→ WHAT IS ASKED
Copy each line exactly. Leave nothing out.

"""

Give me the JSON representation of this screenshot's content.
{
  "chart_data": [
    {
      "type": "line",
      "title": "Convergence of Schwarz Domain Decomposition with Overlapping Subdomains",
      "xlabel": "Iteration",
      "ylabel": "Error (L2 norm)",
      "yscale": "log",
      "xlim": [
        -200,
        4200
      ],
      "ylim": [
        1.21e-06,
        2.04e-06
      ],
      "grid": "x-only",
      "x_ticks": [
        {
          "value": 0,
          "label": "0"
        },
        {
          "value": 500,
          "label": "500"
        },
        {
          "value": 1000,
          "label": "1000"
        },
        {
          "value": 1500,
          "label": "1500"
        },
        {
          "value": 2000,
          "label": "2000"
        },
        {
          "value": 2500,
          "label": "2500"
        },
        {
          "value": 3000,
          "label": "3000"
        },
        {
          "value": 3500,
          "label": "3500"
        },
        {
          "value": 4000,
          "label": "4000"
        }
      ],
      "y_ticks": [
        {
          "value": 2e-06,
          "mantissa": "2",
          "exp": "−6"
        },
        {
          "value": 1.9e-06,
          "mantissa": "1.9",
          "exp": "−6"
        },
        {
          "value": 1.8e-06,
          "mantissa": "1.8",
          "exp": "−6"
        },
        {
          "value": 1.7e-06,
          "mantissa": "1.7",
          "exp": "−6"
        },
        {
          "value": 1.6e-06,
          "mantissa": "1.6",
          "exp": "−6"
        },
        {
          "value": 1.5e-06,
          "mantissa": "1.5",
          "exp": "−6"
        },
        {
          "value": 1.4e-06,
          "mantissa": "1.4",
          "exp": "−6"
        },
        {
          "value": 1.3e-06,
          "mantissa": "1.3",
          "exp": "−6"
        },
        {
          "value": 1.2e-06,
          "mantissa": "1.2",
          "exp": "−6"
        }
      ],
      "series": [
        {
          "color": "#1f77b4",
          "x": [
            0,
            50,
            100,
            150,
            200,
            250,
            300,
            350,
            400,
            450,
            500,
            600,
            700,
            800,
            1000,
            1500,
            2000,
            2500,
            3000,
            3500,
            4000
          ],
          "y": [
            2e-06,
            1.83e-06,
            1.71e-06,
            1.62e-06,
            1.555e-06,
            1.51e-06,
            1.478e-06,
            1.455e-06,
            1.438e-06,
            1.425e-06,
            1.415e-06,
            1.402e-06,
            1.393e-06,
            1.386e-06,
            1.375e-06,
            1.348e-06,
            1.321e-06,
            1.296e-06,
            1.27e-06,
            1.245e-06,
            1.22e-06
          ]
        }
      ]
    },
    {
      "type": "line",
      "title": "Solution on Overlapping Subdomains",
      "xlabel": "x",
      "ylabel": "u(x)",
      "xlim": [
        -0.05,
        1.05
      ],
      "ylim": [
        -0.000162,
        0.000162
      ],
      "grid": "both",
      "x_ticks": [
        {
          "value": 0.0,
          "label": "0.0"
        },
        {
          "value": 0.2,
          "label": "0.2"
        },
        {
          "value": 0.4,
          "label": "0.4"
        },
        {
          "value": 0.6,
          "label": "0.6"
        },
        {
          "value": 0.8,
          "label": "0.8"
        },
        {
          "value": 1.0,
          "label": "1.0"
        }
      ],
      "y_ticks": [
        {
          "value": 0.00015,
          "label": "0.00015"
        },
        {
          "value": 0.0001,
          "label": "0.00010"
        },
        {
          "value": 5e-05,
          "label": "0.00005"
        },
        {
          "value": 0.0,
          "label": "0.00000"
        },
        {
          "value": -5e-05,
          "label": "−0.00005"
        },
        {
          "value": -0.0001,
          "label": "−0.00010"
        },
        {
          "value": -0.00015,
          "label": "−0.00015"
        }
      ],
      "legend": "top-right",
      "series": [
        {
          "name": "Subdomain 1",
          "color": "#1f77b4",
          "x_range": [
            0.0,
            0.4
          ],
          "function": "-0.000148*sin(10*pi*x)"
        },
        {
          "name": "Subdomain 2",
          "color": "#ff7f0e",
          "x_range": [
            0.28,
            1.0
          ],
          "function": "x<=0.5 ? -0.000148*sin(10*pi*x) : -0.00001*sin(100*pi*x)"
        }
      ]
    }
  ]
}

"""

→ OUTPUT
Give me the JSON representation of this screenshot's content.
{
  "chart_data": [
    {
      "type": "line",
      "title": "Convergence of Schwarz Domain Decomposition with Overlapping Subdomains",
      "xlabel": "Iteration",
      "ylabel": "Error (L2 norm)",
      "yscale": "log",
      "xlim": [
        -200,
        4200
      ],
      "ylim": [
        1.21e-06,
        2.04e-06
      ],
      "grid": "x-only",
      "x_ticks": [
        {
          "value": 0,
          "label": "0"
        },
        {
          "value": 500,
          "label": "500"
        },
        {
          "value": 1000,
          "label": "1000"
        },
        {
          "value": 1500,
          "label": "1500"
        },
        {
          "value": 2000,
          "label": "2000"
        },
        {
          "value": 2500,
          "label": "2500"
        },
        {
          "value": 3000,
          "label": "3000"
        },
        {
          "value": 3500,
          "label": "3500"
        },
        {
          "value": 4000,
          "label": "4000"
        }
      ],
      "y_ticks": [
        {
          "value": 2e-06,
          "mantissa": "2",
          "exp": "−6"
        },
        {
          "value": 1.9e-06,
          "mantissa": "1.9",
          "exp": "−6"
        },
        {
          "value": 1.8e-06,
          "mantissa": "1.8",
          "exp": "−6"
        },
        {
          "value": 1.7e-06,
          "mantissa": "1.7",
          "exp": "−6"
        },
        {
          "value": 1.6e-06,
          "mantissa": "1.6",
          "exp": "−6"
        },
        {
          "value": 1.5e-06,
          "mantissa": "1.5",
          "exp": "−6"
        },
        {
          "value": 1.4e-06,
          "mantissa": "1.4",
          "exp": "−6"
        },
        {
          "value": 1.3e-06,
          "mantissa": "1.3",
          "exp": "−6"
        },
        {
          "value": 1.2e-06,
          "mantissa": "1.2",
          "exp": "−6"
        }
      ],
      "series": [
        {
          "color": "#1f77b4",
          "x": [
            0,
            50,
            100,
            150,
            200,
            250,
            300,
            350,
            400,
            450,
            500,
            600,
            700,
            800,
            1000,
            1500,
            2000,
            2500,
            3000,
            3500,
            4000
          ],
          "y": [
            2e-06,
            1.83e-06,
            1.71e-06,
            1.62e-06,
            1.555e-06,
            1.51e-06,
            1.478e-06,
            1.455e-06,
            1.438e-06,
            1.425e-06,
            1.415e-06,
            1.402e-06,
            1.393e-06,
            1.386e-06,
            1.375e-06,
            1.348e-06,
            1.321e-06,
            1.296e-06,
            1.27e-06,
            1.245e-06,
            1.22e-06
          ]
        }
      ]
    },
    {
      "type": "line",
      "title": "Solution on Overlapping Subdomains",
      "xlabel": "x",
      "ylabel": "u(x)",
      "xlim": [
        -0.05,
        1.05
      ],
      "ylim": [
        -0.000162,
        0.000162
      ],
      "grid": "both",
      "x_ticks": [
        {
          "value": 0.0,
          "label": "0.0"
        },
        {
          "value": 0.2,
          "label": "0.2"
        },
        {
          "value": 0.4,
          "label": "0.4"
        },
        {
          "value": 0.6,
          "label": "0.6"
        },
        {
          "value": 0.8,
          "label": "0.8"
        },
        {
          "value": 1.0,
          "label": "1.0"
        }
      ],
      "y_ticks": [
        {
          "value": 0.00015,
          "label": "0.00015"
        },
        {
          "value": 0.0001,
          "label": "0.00010"
        },
        {
          "value": 5e-05,
          "label": "0.00005"
        },
        {
          "value": 0.0,
          "label": "0.00000"
        },
        {
          "value": -5e-05,
          "label": "−0.00005"
        },
        {
          "value": -0.0001,
          "label": "−0.00010"
        },
        {
          "value": -0.00015,
          "label": "−0.00015"
        }
      ],
      "legend": "top-right",
      "series": [
        {
          "name": "Subdomain 1",
          "color": "#1f77b4",
          "x_range": [
            0.0,
            0.4
          ],
          "function": "-0.000148*sin(10*pi*x)"
        },
        {
          "name": "Subdomain 2",
          "color": "#ff7f0e",
          "x_range": [
            0.28,
            1.0
          ],
          "function": "x<=0.5 ? -0.000148*sin(10*pi*x) : -0.00001*sin(100*pi*x)"
        }
      ]
    }
  ]
}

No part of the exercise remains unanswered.